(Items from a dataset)
* * * * * * * * *
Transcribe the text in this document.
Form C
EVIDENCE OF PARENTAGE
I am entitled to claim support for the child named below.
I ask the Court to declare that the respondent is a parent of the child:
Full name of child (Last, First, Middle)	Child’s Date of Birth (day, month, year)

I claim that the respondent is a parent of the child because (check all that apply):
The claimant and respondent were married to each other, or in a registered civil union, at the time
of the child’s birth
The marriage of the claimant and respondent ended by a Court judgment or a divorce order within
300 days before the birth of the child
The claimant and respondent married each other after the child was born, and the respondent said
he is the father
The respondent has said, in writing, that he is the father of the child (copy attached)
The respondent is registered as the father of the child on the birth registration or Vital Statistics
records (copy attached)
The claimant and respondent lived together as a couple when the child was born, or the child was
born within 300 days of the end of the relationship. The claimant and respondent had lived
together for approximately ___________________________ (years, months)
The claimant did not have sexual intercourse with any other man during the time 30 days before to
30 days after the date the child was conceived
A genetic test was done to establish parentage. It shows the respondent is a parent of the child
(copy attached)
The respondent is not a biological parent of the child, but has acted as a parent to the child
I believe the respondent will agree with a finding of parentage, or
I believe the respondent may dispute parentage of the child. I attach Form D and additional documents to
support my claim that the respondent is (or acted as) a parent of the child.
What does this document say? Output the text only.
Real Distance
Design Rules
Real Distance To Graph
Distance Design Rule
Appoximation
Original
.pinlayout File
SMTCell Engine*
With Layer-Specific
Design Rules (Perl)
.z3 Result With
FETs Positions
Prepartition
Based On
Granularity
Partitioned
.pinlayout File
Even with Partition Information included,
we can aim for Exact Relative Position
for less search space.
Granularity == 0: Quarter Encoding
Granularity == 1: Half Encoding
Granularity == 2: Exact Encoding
* * * * * * * * *
Check each line of the records for the word "believe", and show the lines that contain it.

I believe the respondent will agree with a finding of parentage, or
I believe the respondent may dispute parentage of the child. I attach Form D and additional documents to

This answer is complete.